*Exercise directions:* Copy every line from the material below that holds "Huerta".
========
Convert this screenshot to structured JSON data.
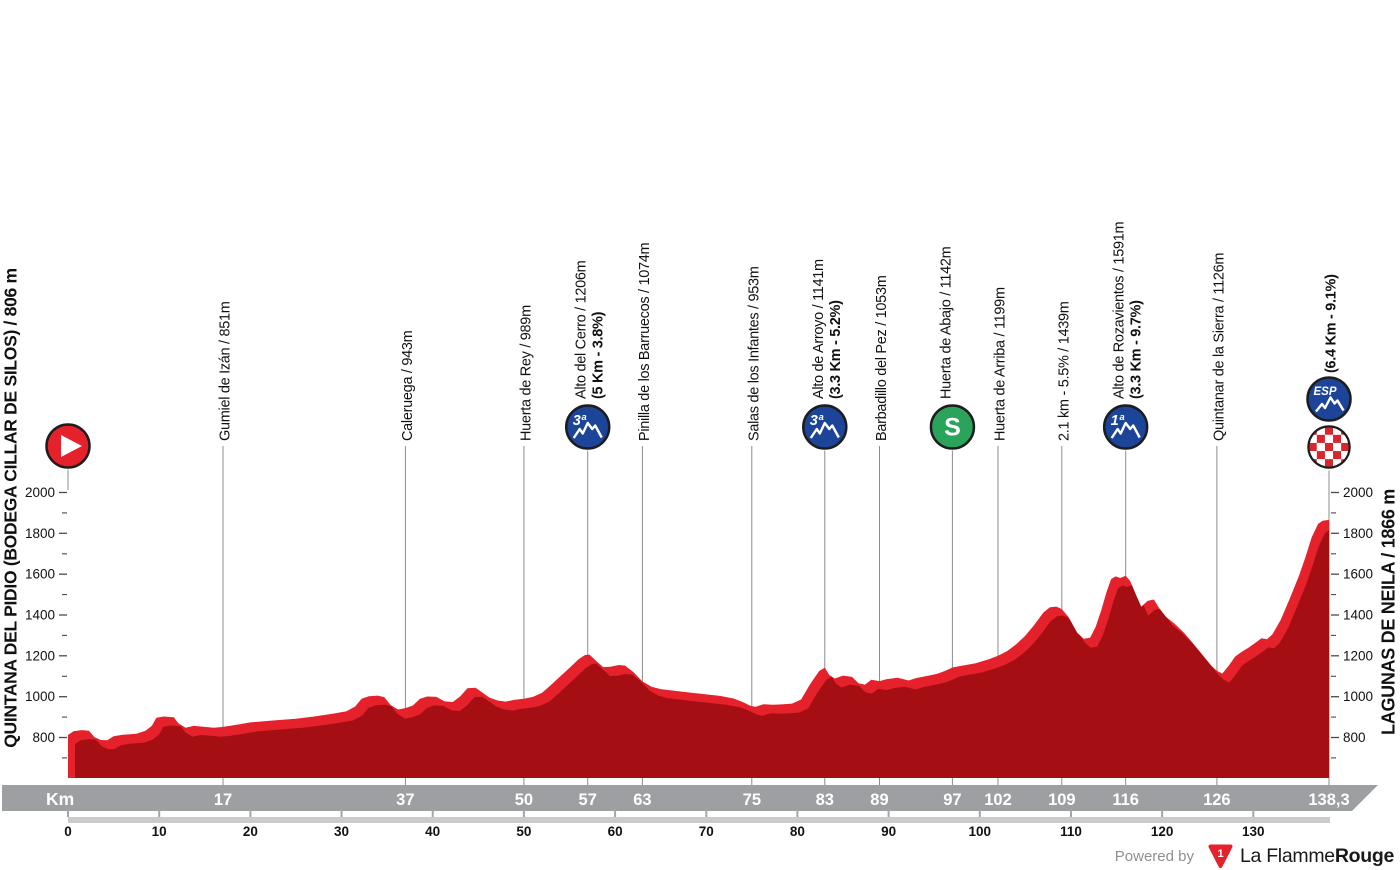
{
  "titles": {
    "left": "QUINTANA DEL PIDIO (BODEGA CILLAR DE SILOS) / 806 m",
    "right": "LAGUNAS DE NEILA / 1866 m"
  },
  "footer": {
    "powered_by": "Powered by",
    "logo_glyph": "1",
    "brand_prefix": "La Flamme",
    "brand_suffix": "Rouge"
  },
  "colors": {
    "profile": "#e5212b",
    "profile_shadow": "#a50f13",
    "cat_blue": "#1c4499",
    "sprint_green": "#2ba45b",
    "finish_red": "#d8262c",
    "bar_gray": "#9d9fa2",
    "ruler_gray": "#cbcbcb",
    "ruler_tick": "#a5a5a5",
    "gridline": "#8c8c8c",
    "tick": "#4a4a4a",
    "text": "#111111",
    "icon_ring": "#1d1d1d"
  },
  "axis": {
    "y_major": [
      2000,
      1800,
      1600,
      1400,
      1200,
      1000,
      800
    ],
    "y_minor": [
      1900,
      1700,
      1500,
      1300,
      1100,
      900,
      700
    ],
    "x_ruler": [
      0,
      10,
      20,
      30,
      40,
      50,
      60,
      70,
      80,
      90,
      100,
      110,
      120,
      130
    ]
  },
  "km_bar": {
    "label": "Km"
  },
  "start": {
    "km": 0,
    "icon": "start",
    "name": "Quintana del Pidio (Bodega Cillar de Silos)",
    "elevation_m": 806
  },
  "finish": {
    "name": "Lagunas de Neila",
    "elevation_m": 1866
  },
  "waypoints": [
    {
      "label": "Gumiel de Izán / 851m",
      "km": 17,
      "km_label": "17",
      "icon": null
    },
    {
      "label": "Caleruega / 943m",
      "km": 37,
      "km_label": "37",
      "icon": null
    },
    {
      "label": "Huerta de Rey / 989m",
      "km": 50,
      "km_label": "50",
      "icon": null
    },
    {
      "label": "Alto del Cerro / 1206m",
      "bold_label": "(5 Km - 3.8%)",
      "km": 57,
      "km_label": "57",
      "icon": "cat3",
      "icon_text": "3ª"
    },
    {
      "label": "Pinilla de los Barruecos / 1074m",
      "km": 63,
      "km_label": "63",
      "icon": null
    },
    {
      "label": "Salas de los Infantes / 953m",
      "km": 75,
      "km_label": "75",
      "icon": null
    },
    {
      "label": "Alto de Arroyo / 1141m",
      "bold_label": "(3.3 Km - 5.2%)",
      "km": 83,
      "km_label": "83",
      "icon": "cat3",
      "icon_text": "3ª"
    },
    {
      "label": "Barbadillo del Pez / 1053m",
      "km": 89,
      "km_label": "89",
      "icon": null
    },
    {
      "label": "Huerta de Abajo / 1142m",
      "km": 97,
      "km_label": "97",
      "icon": "sprint",
      "icon_text": "S"
    },
    {
      "label": "Huerta de Arriba / 1199m",
      "km": 102,
      "km_label": "102",
      "icon": null
    },
    {
      "label": "2.1 km - 5.5% / 1439m",
      "km": 109,
      "km_label": "109",
      "icon": null
    },
    {
      "label": "Alto de Rozavientos / 1591m",
      "bold_label": "(3.3 Km - 9.7%)",
      "km": 116,
      "km_label": "116",
      "icon": "cat1",
      "icon_text": "1ª"
    },
    {
      "label": "Quintanar de la Sierra / 1126m",
      "km": 126,
      "km_label": "126",
      "icon": null
    },
    {
      "label": "",
      "bold_label": "(6.4 Km - 9.1%)",
      "km": 138.3,
      "km_label": "138,3",
      "icon": "esp_finish",
      "icon_text": "ESP"
    }
  ],
  "chart_data": {
    "type": "area",
    "x_unit": "km",
    "y_unit": "m",
    "x_range": [
      0,
      138.3
    ],
    "y_ticks": [
      800,
      1000,
      1200,
      1400,
      1600,
      1800,
      2000
    ],
    "x_ticks": [
      0,
      10,
      20,
      30,
      40,
      50,
      60,
      70,
      80,
      90,
      100,
      110,
      120,
      130
    ],
    "km_markers": [
      17,
      37,
      50,
      57,
      63,
      75,
      83,
      89,
      97,
      102,
      109,
      116,
      126,
      138.3
    ],
    "start": {
      "name": "Quintana del Pidio (Bodega Cillar de Silos)",
      "elevation_m": 806,
      "km": 0
    },
    "finish": {
      "name": "Lagunas de Neila",
      "elevation_m": 1866,
      "km": 138.3,
      "final_climb": "(6.4 Km - 9.1%)"
    },
    "climbs": [
      {
        "name": "Alto del Cerro",
        "category": "3ª",
        "km": 57,
        "elevation_m": 1206,
        "stats": "(5 Km - 3.8%)"
      },
      {
        "name": "Alto de Arroyo",
        "category": "3ª",
        "km": 83,
        "elevation_m": 1141,
        "stats": "(3.3 Km - 5.2%)"
      },
      {
        "name": "Alto de Rozavientos",
        "category": "1ª",
        "km": 116,
        "elevation_m": 1591,
        "stats": "(3.3 Km - 9.7%)"
      },
      {
        "name": "Lagunas de Neila",
        "category": "ESP",
        "km": 138.3,
        "elevation_m": 1866,
        "stats": "(6.4 Km - 9.1%)"
      }
    ],
    "sprint": {
      "name": "Huerta de Abajo",
      "km": 97,
      "elevation_m": 1142
    },
    "profile_points": [
      [
        0,
        812
      ],
      [
        0.6,
        831
      ],
      [
        1.5,
        836
      ],
      [
        2.3,
        833
      ],
      [
        2.9,
        802
      ],
      [
        3.6,
        788
      ],
      [
        4.3,
        787
      ],
      [
        5,
        806
      ],
      [
        6,
        813
      ],
      [
        7.5,
        818
      ],
      [
        8.5,
        833
      ],
      [
        9.2,
        858
      ],
      [
        9.7,
        897
      ],
      [
        10.5,
        903
      ],
      [
        11.6,
        899
      ],
      [
        12.1,
        870
      ],
      [
        12.9,
        848
      ],
      [
        13.8,
        857
      ],
      [
        15,
        852
      ],
      [
        16,
        848
      ],
      [
        17,
        852
      ],
      [
        18.5,
        862
      ],
      [
        20,
        874
      ],
      [
        21.5,
        880
      ],
      [
        23,
        885
      ],
      [
        25,
        892
      ],
      [
        27,
        903
      ],
      [
        29,
        916
      ],
      [
        30.5,
        928
      ],
      [
        31.5,
        952
      ],
      [
        32.2,
        990
      ],
      [
        33,
        1002
      ],
      [
        34,
        1005
      ],
      [
        34.7,
        997
      ],
      [
        35.4,
        958
      ],
      [
        36.2,
        937
      ],
      [
        37,
        944
      ],
      [
        37.8,
        956
      ],
      [
        38.6,
        989
      ],
      [
        39.4,
        1001
      ],
      [
        40.4,
        999
      ],
      [
        41.3,
        977
      ],
      [
        42.2,
        974
      ],
      [
        43,
        1001
      ],
      [
        43.8,
        1041
      ],
      [
        44.7,
        1044
      ],
      [
        45.4,
        1022
      ],
      [
        46.2,
        996
      ],
      [
        47.1,
        981
      ],
      [
        48,
        976
      ],
      [
        49,
        985
      ],
      [
        50,
        990
      ],
      [
        51,
        999
      ],
      [
        52,
        1019
      ],
      [
        53,
        1058
      ],
      [
        54,
        1100
      ],
      [
        55,
        1141
      ],
      [
        56,
        1183
      ],
      [
        56.7,
        1204
      ],
      [
        57.2,
        1206
      ],
      [
        58,
        1172
      ],
      [
        58.7,
        1145
      ],
      [
        59.5,
        1147
      ],
      [
        60.4,
        1155
      ],
      [
        61.1,
        1152
      ],
      [
        62,
        1121
      ],
      [
        63,
        1075
      ],
      [
        64,
        1049
      ],
      [
        65,
        1037
      ],
      [
        66.5,
        1029
      ],
      [
        68,
        1021
      ],
      [
        70,
        1011
      ],
      [
        71.5,
        1004
      ],
      [
        73,
        991
      ],
      [
        74,
        974
      ],
      [
        74.8,
        956
      ],
      [
        75.4,
        950
      ],
      [
        76.3,
        963
      ],
      [
        77.3,
        960
      ],
      [
        78.3,
        962
      ],
      [
        79.4,
        966
      ],
      [
        80.4,
        986
      ],
      [
        81.4,
        1062
      ],
      [
        82.4,
        1126
      ],
      [
        83,
        1142
      ],
      [
        83.5,
        1106
      ],
      [
        84.1,
        1089
      ],
      [
        85,
        1103
      ],
      [
        86,
        1097
      ],
      [
        86.7,
        1066
      ],
      [
        87.4,
        1059
      ],
      [
        88.1,
        1083
      ],
      [
        89,
        1076
      ],
      [
        89.8,
        1086
      ],
      [
        91,
        1093
      ],
      [
        92.2,
        1079
      ],
      [
        93,
        1091
      ],
      [
        94.4,
        1103
      ],
      [
        95.4,
        1113
      ],
      [
        96.2,
        1126
      ],
      [
        97,
        1143
      ],
      [
        98,
        1151
      ],
      [
        99.5,
        1163
      ],
      [
        101,
        1183
      ],
      [
        102,
        1200
      ],
      [
        103,
        1223
      ],
      [
        104,
        1257
      ],
      [
        105,
        1299
      ],
      [
        106,
        1353
      ],
      [
        107,
        1413
      ],
      [
        107.7,
        1438
      ],
      [
        108.4,
        1441
      ],
      [
        109,
        1429
      ],
      [
        109.7,
        1392
      ],
      [
        110.7,
        1312
      ],
      [
        111.4,
        1284
      ],
      [
        112.1,
        1289
      ],
      [
        112.7,
        1341
      ],
      [
        113.3,
        1421
      ],
      [
        113.9,
        1512
      ],
      [
        114.4,
        1576
      ],
      [
        114.9,
        1589
      ],
      [
        115.4,
        1581
      ],
      [
        116,
        1592
      ],
      [
        116.5,
        1566
      ],
      [
        117.1,
        1502
      ],
      [
        117.7,
        1440
      ],
      [
        118.4,
        1469
      ],
      [
        119.1,
        1476
      ],
      [
        119.7,
        1432
      ],
      [
        120.4,
        1392
      ],
      [
        121.4,
        1356
      ],
      [
        122.4,
        1313
      ],
      [
        123.4,
        1261
      ],
      [
        124.4,
        1206
      ],
      [
        125.4,
        1151
      ],
      [
        126,
        1127
      ],
      [
        126.6,
        1113
      ],
      [
        127.3,
        1151
      ],
      [
        128,
        1196
      ],
      [
        128.7,
        1219
      ],
      [
        129.5,
        1241
      ],
      [
        130.2,
        1263
      ],
      [
        130.9,
        1286
      ],
      [
        131.5,
        1281
      ],
      [
        132.1,
        1306
      ],
      [
        133,
        1376
      ],
      [
        134,
        1481
      ],
      [
        135,
        1591
      ],
      [
        135.7,
        1681
      ],
      [
        136.4,
        1781
      ],
      [
        137.1,
        1846
      ],
      [
        137.6,
        1862
      ],
      [
        138.3,
        1866
      ]
    ]
  }
}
========
*Full output:*
      "label": "Huerta de Rey / 989m",
      "label": "Huerta de Abajo / 1142m",
      "label": "Huerta de Arriba / 1199m",
      "name": "Huerta de Abajo",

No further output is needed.